(Dataset records)
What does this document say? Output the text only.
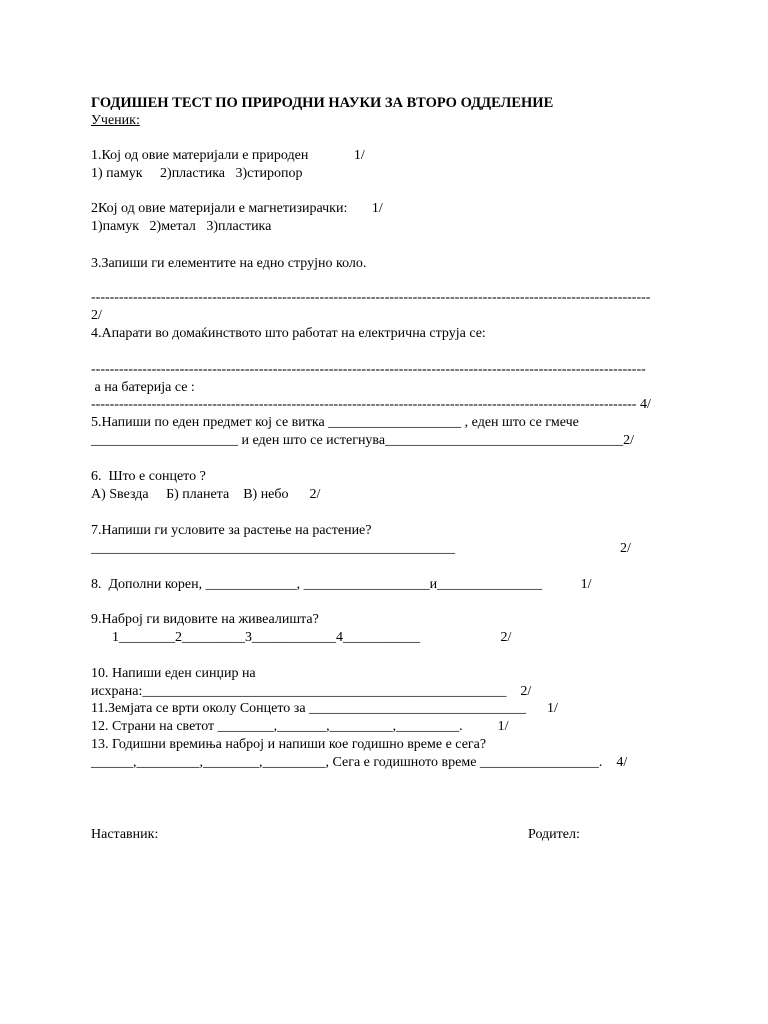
ГОДИШЕН ТЕСТ ПО ПРИРОДНИ НАУКИ ЗА ВТОРО ОДДЕЛЕНИЕ
Ученик:
1.Кој од овие материјали е природен             1/
1) памук     2)пластика   3)стиропор
2Кој од овие материјали е магнетизирачки:       1/
1)памук   2)метал   3)пластика
3.Запиши ги елементите на едно струјно коло.
------------------------------------------------------------------------------------------------------------------------
2/
4.Апарати во домаќинството што работат на електрична струја се:
-----------------------------------------------------------------------------------------------------------------------
а на батерија се :
--------------------------------------------------------------------------------------------------------------------- 4/
5.Напиши по еден предмет кој се витка ___________________ , еден што се гмече
_____________________ и еден што се истегнува__________________________________2/
6.  Што е сонцето ?
А) Ѕвезда     Б) планета    В) небо      2/
7.Напиши ги условите за растење на растение?
____________________________________________________	2/
8.  Дополни корен, _____________, __________________и_______________           1/
9.Наброј ги видовите на живеалишта?
1________2_________3____________4___________                       2/
10. Напиши еден синџир на
исхрана:____________________________________________________    2/
11.Земјата се врти околу Сонцето за _______________________________      1/
12. Страни на светот ________,_______,_________,_________.          1/
13. Годишни времиња наброј и напиши кое годишно време е сега?
______,_________,________,_________, Сега е годишното време _________________.    4/
Наставник:	Родител:
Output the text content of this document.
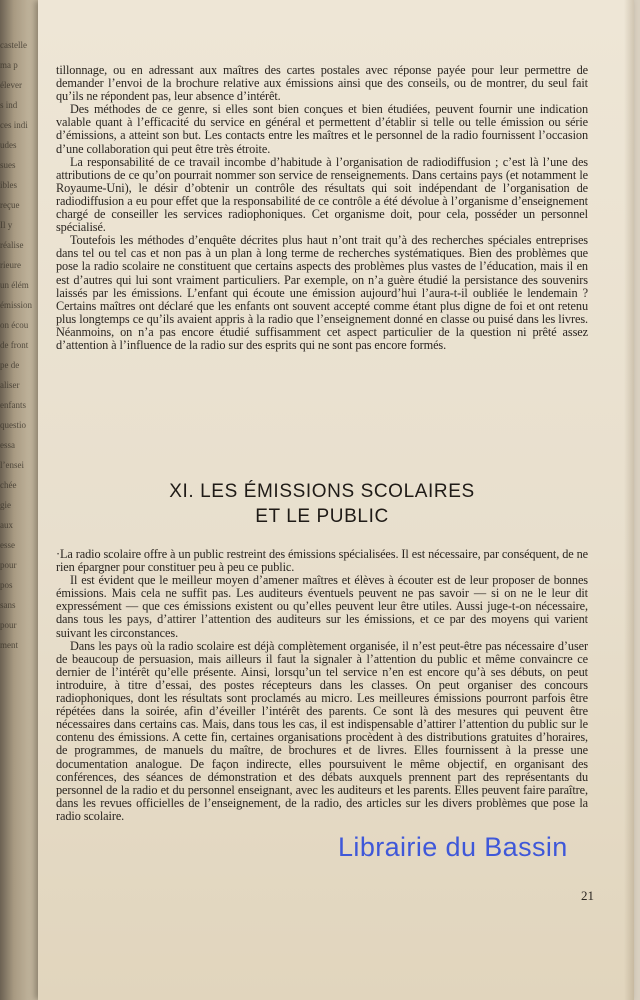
castelle
ma p
élever
s ind
ces indi
udes
sues
ibles
reçue
Il y
réalise
rieure
un élém
émission
on écou
de front
pe de
aliser
enfants
questio
essa
l’ensei
chée
gie
aux
esse
pour
pos
sans
pour
ment

tillonnage, ou en adressant aux maîtres des cartes postales avec réponse payée pour leur permettre de demander l’envoi de la brochure relative aux émissions ainsi que des conseils, ou de montrer, du seul fait qu’ils ne répondent pas, leur absence d’intérêt.

Des méthodes de ce genre, si elles sont bien conçues et bien étudiées, peuvent fournir une indication valable quant à l’efficacité du service en général et permettent d’établir si telle ou telle émission ou série d’émissions, a atteint son but. Les contacts entre les maîtres et le personnel de la radio fournissent l’occasion d’une collaboration qui peut être très étroite.

La responsabilité de ce travail incombe d’habitude à l’organisation de radiodiffusion ; c’est là l’une des attributions de ce qu’on pourrait nommer son service de renseignements. Dans certains pays (et notamment le Royaume-Uni), le désir d’obtenir un contrôle des résultats qui soit indépendant de l’organisation de radiodiffusion a eu pour effet que la responsabilité de ce contrôle a été dévolue à l’organisme d’enseignement chargé de conseiller les services radiophoniques. Cet organisme doit, pour cela, posséder un personnel spécialisé.

Toutefois les méthodes d’enquête décrites plus haut n’ont trait qu’à des recherches spéciales entreprises dans tel ou tel cas et non pas à un plan à long terme de recherches systématiques. Bien des problèmes que pose la radio scolaire ne constituent que certains aspects des problèmes plus vastes de l’éducation, mais il en est d’autres qui lui sont vraiment particuliers. Par exemple, on n’a guère étudié la persistance des souvenirs laissés par les émissions. L’enfant qui écoute une émission aujourd’hui l’aura-t-il oubliée le lendemain ? Certains maîtres ont déclaré que les enfants ont souvent accepté comme étant plus digne de foi et ont retenu plus longtemps ce qu’ils avaient appris à la radio que l’enseignement donné en classe ou puisé dans les livres. Néanmoins, on n’a pas encore étudié suffisamment cet aspect particulier de la question ni prêté assez d’attention à l’influence de la radio sur des esprits qui ne sont pas encore formés.

XI. LES ÉMISSIONS SCOLAIRES
ET LE PUBLIC

·La radio scolaire offre à un public restreint des émissions spécialisées. Il est nécessaire, par conséquent, de ne rien épargner pour constituer peu à peu ce public.

Il est évident que le meilleur moyen d’amener maîtres et élèves à écouter est de leur proposer de bonnes émissions. Mais cela ne suffit pas. Les auditeurs éventuels peuvent ne pas savoir — si on ne le leur dit expressément — que ces émissions existent ou qu’elles peuvent leur être utiles. Aussi juge-t-on nécessaire, dans tous les pays, d’attirer l’attention des auditeurs sur les émissions, et ce par des moyens qui varient suivant les circonstances.

Dans les pays où la radio scolaire est déjà complètement organisée, il n’est peut-être pas nécessaire d’user de beaucoup de persuasion, mais ailleurs il faut la signaler à l’attention du public et même convaincre ce dernier de l’intérêt qu’elle présente. Ainsi, lorsqu’un tel service n’en est encore qu’à ses débuts, on peut introduire, à titre d’essai, des postes récepteurs dans les classes. On peut organiser des concours radiophoniques, dont les résultats sont proclamés au micro. Les meilleures émissions pourront parfois être répétées dans la soirée, afin d’éveiller l’intérêt des parents. Ce sont là des mesures qui peuvent être nécessaires dans certains cas. Mais, dans tous les cas, il est indispensable d’attirer l’attention du public sur le contenu des émissions. A cette fin, certaines organisations procèdent à des distributions gratuites d’horaires, de programmes, de manuels du maître, de brochures et de livres. Elles fournissent à la presse une documentation analogue. De façon indirecte, elles poursuivent le même objectif, en organisant des conférences, des séances de démonstration et des débats auxquels prennent part des représentants du personnel de la radio et du personnel enseignant, avec les auditeurs et les parents. Elles peuvent faire paraître, dans les revues officielles de l’enseignement, de la radio, des articles sur les divers problèmes que pose la radio scolaire.

Librairie du Bassin
21
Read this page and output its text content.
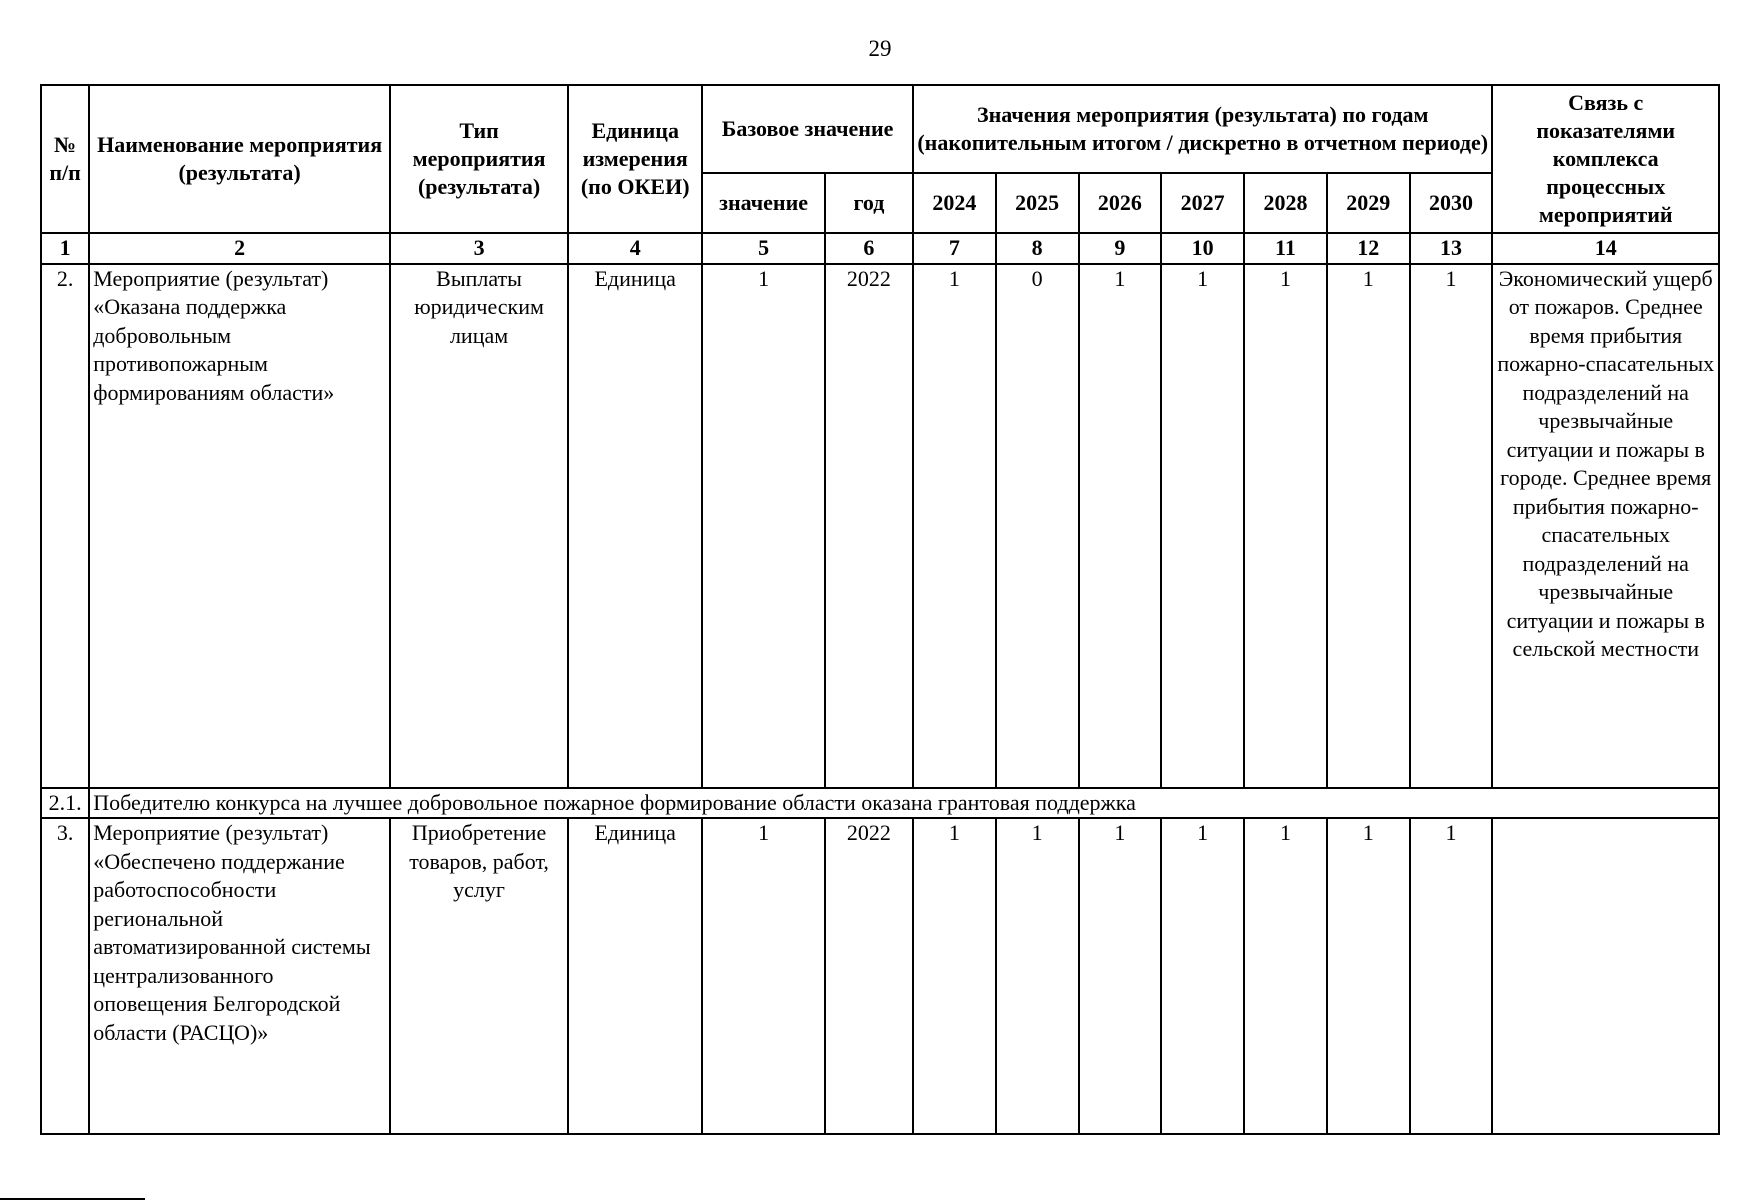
29
№ п/п	Наименование мероприятия (результата)	Тип мероприятия (результата)	Единица измерения (по ОКЕИ)	Базовое значение		Значения мероприятия (результата) по годам (накопительным итогом / дискретно в отчетном периоде)							Связь с показателями комплекса процессных мероприятий
				значение	год	2024	2025	2026	2027	2028	2029	2030	
1	2	3	4	5	6	7	8	9	10	11	12	13	14
2.	Мероприятие (результат) «Оказана поддержка добровольным противопожарным формированиям области»	Выплаты юридическим лицам	Единица	1	2022	1	0	1	1	1	1	1	Экономический ущерб от пожаров. Среднее время прибытия пожарно-спасательных подразделений на чрезвычайные ситуации и пожары в городе. Среднее время прибытия пожарно-спасательных подразделений на чрезвычайные ситуации и пожары в сельской местности
2.1.	Победителю конкурса на лучшее добровольное пожарное формирование области оказана грантовая поддержка												
3.	Мероприятие (результат) «Обеспечено поддержание работоспособности региональной автоматизированной системы централизованного оповещения Белгородской области (РАСЦО)»	Приобретение товаров, работ, услуг	Единица	1	2022	1	1	1	1	1	1	1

» **What to work on**: From the data above, pick out each line containing "cela" and copy it.

» **Exercise answer**:
La responsabilité de ce travail incombe d’habitude à l’organisation de radiodiffusion ; c’est là l’une des attributions de ce qu’on pourrait nommer son service de renseignements. Dans certains pays (et notamment le Royaume-Uni), le désir d’obtenir un contrôle des résultats qui soit indépendant de l’organisation de radiodiffusion a eu pour effet que la responsabilité de ce contrôle a été dévolue à l’organisme d’enseignement chargé de conseiller les services radiophoniques. Cet organisme doit, pour cela, posséder un personnel spécialisé.
Il est évident que le meilleur moyen d’amener maîtres et élèves à écouter est de leur proposer de bonnes émissions. Mais cela ne suffit pas. Les auditeurs éventuels peuvent ne pas savoir — si on ne le leur dit expressément — que ces émissions existent ou qu’elles peuvent leur être utiles. Aussi juge-t-on nécessaire, dans tous les pays, d’attirer l’attention des auditeurs sur les émissions, et ce par des moyens qui varient suivant les circonstances.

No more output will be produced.